Data items
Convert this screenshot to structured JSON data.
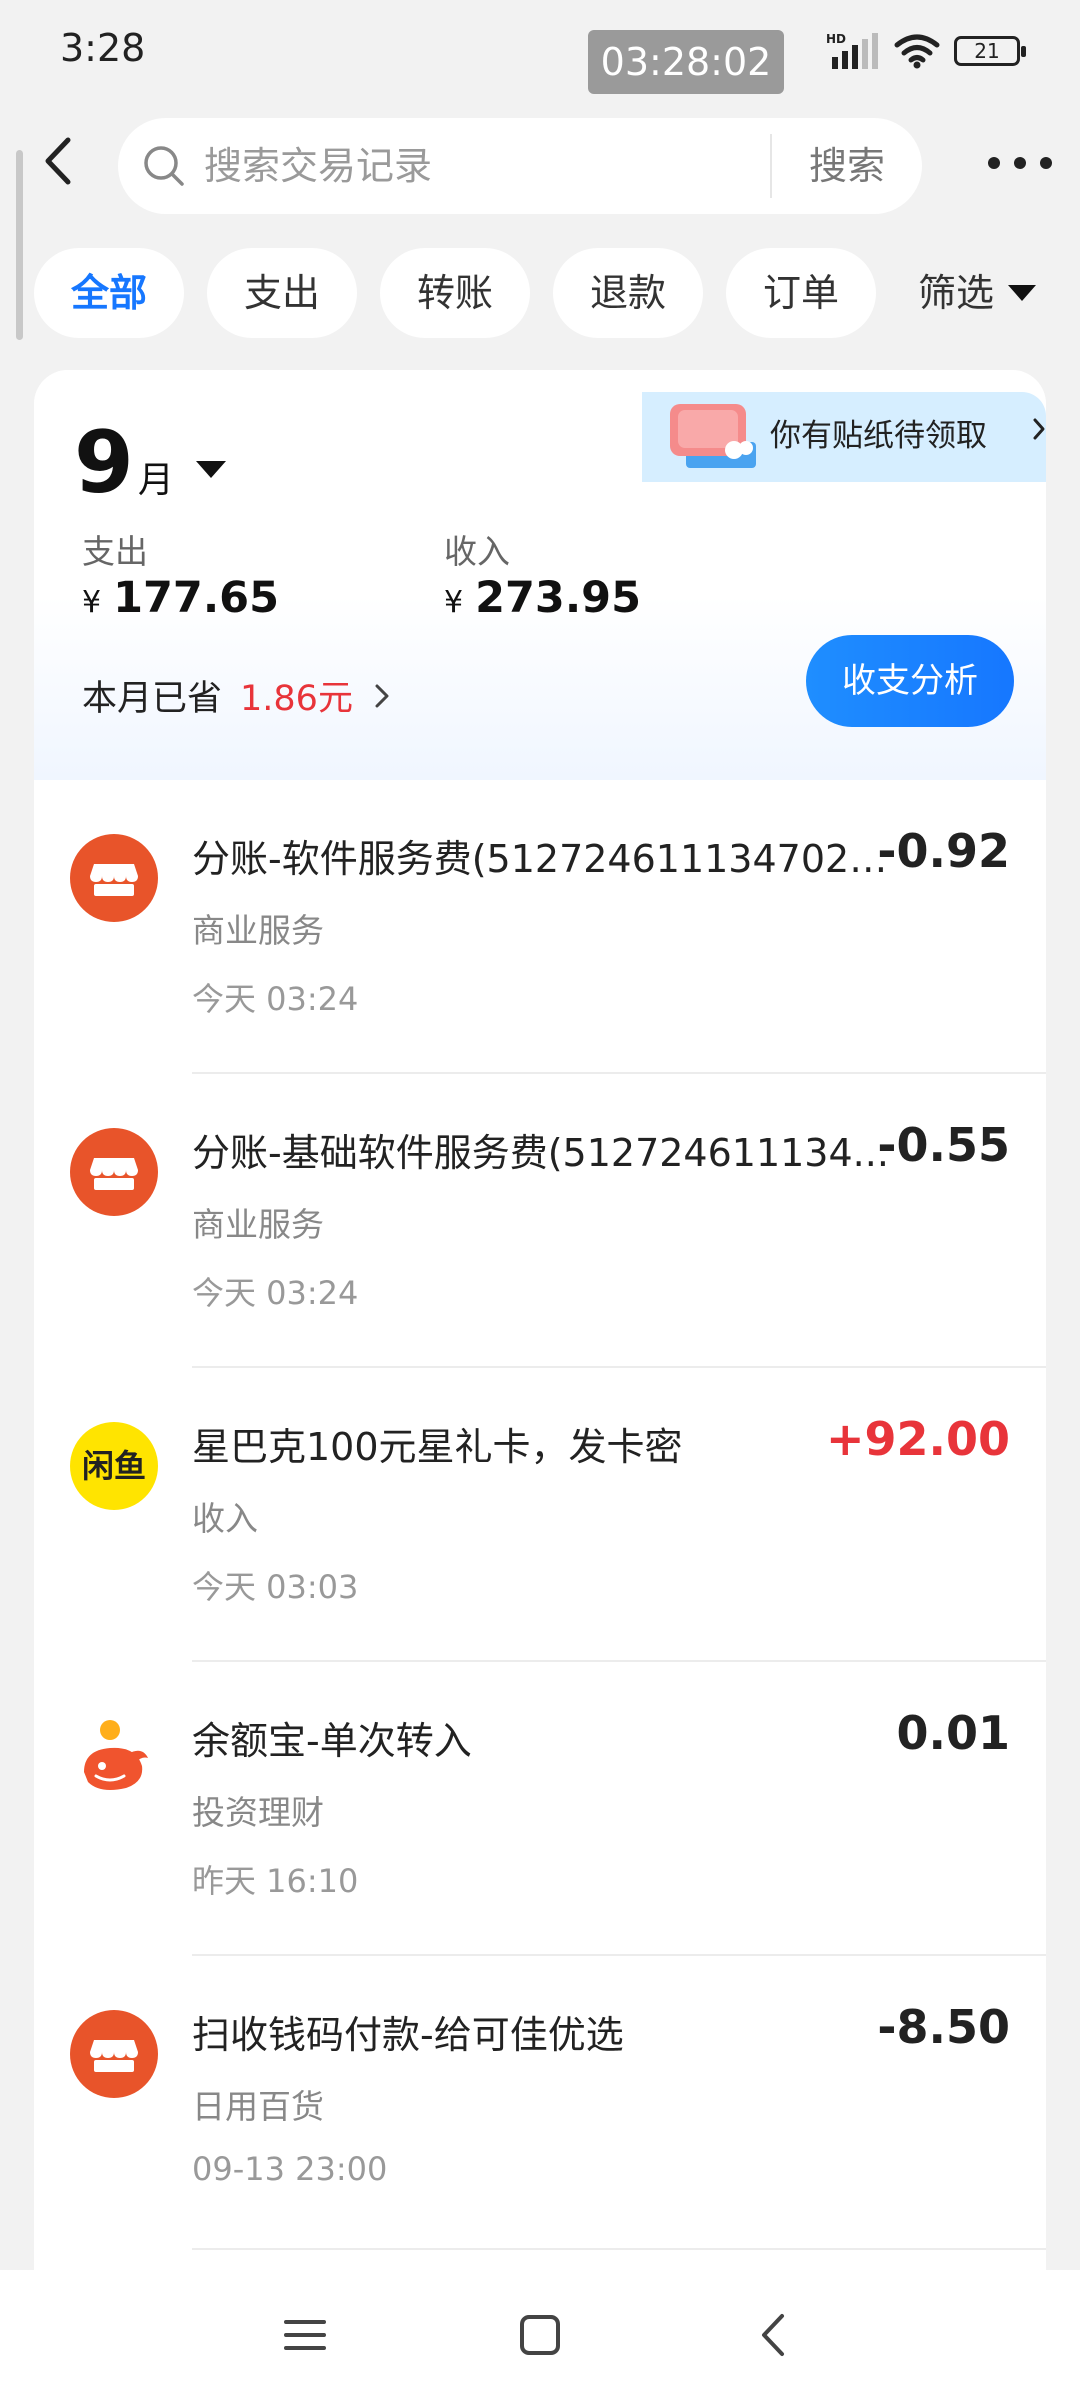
{
  "status_bar": {
    "time": "3:28",
    "clock": "03:28:02",
    "battery": "21",
    "icons": [
      "hd-signal-icon",
      "wifi-icon",
      "battery-icon"
    ]
  },
  "header": {
    "search_placeholder": "搜索交易记录",
    "search_button": "搜索"
  },
  "tabs": [
    {
      "label": "全部",
      "active": true
    },
    {
      "label": "支出",
      "active": false
    },
    {
      "label": "转账",
      "active": false
    },
    {
      "label": "退款",
      "active": false
    },
    {
      "label": "订单",
      "active": false
    }
  ],
  "filter_label": "筛选",
  "summary": {
    "sticker_text": "你有贴纸待领取",
    "month_number": "9",
    "month_unit": "月",
    "expense_label": "支出",
    "expense_currency": "¥",
    "expense_value": "177.65",
    "income_label": "收入",
    "income_currency": "¥",
    "income_value": "273.95",
    "saved_label": "本月已省",
    "saved_amount": "1.86元",
    "analyze_button": "收支分析"
  },
  "transactions": [
    {
      "title": "分账-软件服务费(5127246111347028...",
      "category": "商业服务",
      "time": "今天 03:24",
      "amount": "-0.92",
      "type": "expense",
      "icon": "store-icon"
    },
    {
      "title": "分账-基础软件服务费(512724611134...",
      "category": "商业服务",
      "time": "今天 03:24",
      "amount": "-0.55",
      "type": "expense",
      "icon": "store-icon"
    },
    {
      "title": "星巴克100元星礼卡，发卡密",
      "category": "收入",
      "time": "今天 03:03",
      "amount": "+92.00",
      "type": "income",
      "icon": "xianyu-icon",
      "icon_text": "闲鱼"
    },
    {
      "title": "余额宝-单次转入",
      "category": "投资理财",
      "time": "昨天 16:10",
      "amount": "0.01",
      "type": "neutral",
      "icon": "yuebao-icon"
    },
    {
      "title": "扫收钱码付款-给可佳优选",
      "category": "日用百货",
      "time": "09-13 23:00",
      "amount": "-8.50",
      "type": "expense",
      "icon": "store-icon"
    }
  ],
  "colors": {
    "accent": "#1677ff",
    "income": "#e8343a",
    "merchant_icon": "#e8542a",
    "xianyu_icon": "#ffe400"
  }
}
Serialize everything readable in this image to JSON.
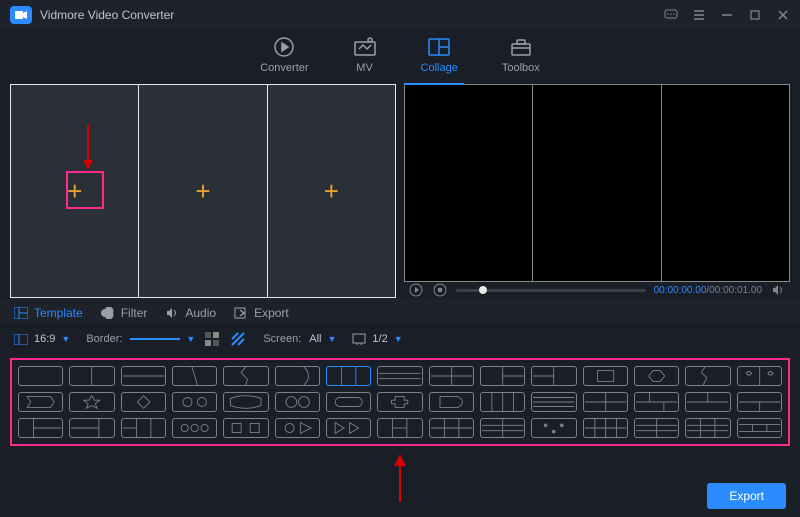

§ **WHAT YOU NEED TO DO**
All records above are to be printed exactly, minus the pictures they contain.

§ **RIGHT ANSWER**
Convert this screenshot to structured JSON data.
{
  "status_bar": {
    "time": "3:28",
    "clock": "03:28:02",
    "battery": "21",
    "icons": [
      "hd-signal-icon",
      "wifi-icon",
      "battery-icon"
    ]
  },
  "header": {
    "search_placeholder": "搜索交易记录",
    "search_button": "搜索"
  },
  "tabs": [
    {
      "label": "全部",
      "active": true
    },
    {
      "label": "支出",
      "active": false
    },
    {
      "label": "转账",
      "active": false
    },
    {
      "label": "退款",
      "active": false
    },
    {
      "label": "订单",
      "active": false
    }
  ],
  "filter_label": "筛选",
  "summary": {
    "sticker_text": "你有贴纸待领取",
    "month_number": "9",
    "month_unit": "月",
    "expense_label": "支出",
    "expense_currency": "¥",
    "expense_value": "177.65",
    "income_label": "收入",
    "income_currency": "¥",
    "income_value": "273.95",
    "saved_label": "本月已省",
    "saved_amount": "1.86元",
    "analyze_button": "收支分析"
  },
  "transactions": [
    {
      "title": "分账-软件服务费(5127246111347028...",
      "category": "商业服务",
      "time": "今天 03:24",
      "amount": "-0.92",
      "type": "expense",
      "icon": "store-icon"
    },
    {
      "title": "分账-基础软件服务费(512724611134...",
      "category": "商业服务",
      "time": "今天 03:24",
      "amount": "-0.55",
      "type": "expense",
      "icon": "store-icon"
    },
    {
      "title": "星巴克100元星礼卡，发卡密",
      "category": "收入",
      "time": "今天 03:03",
      "amount": "+92.00",
      "type": "income",
      "icon": "xianyu-icon",
      "icon_text": "闲鱼"
    },
    {
      "title": "余额宝-单次转入",
      "category": "投资理财",
      "time": "昨天 16:10",
      "amount": "0.01",
      "type": "neutral",
      "icon": "yuebao-icon"
    },
    {
      "title": "扫收钱码付款-给可佳优选",
      "category": "日用百货",
      "time": "09-13 23:00",
      "amount": "-8.50",
      "type": "expense",
      "icon": "store-icon"
    }
  ],
  "colors": {
    "accent": "#1677ff",
    "income": "#e8343a",
    "merchant_icon": "#e8542a",
    "xianyu_icon": "#ffe400"
  }
}
Serialize everything readable in this image to JSON.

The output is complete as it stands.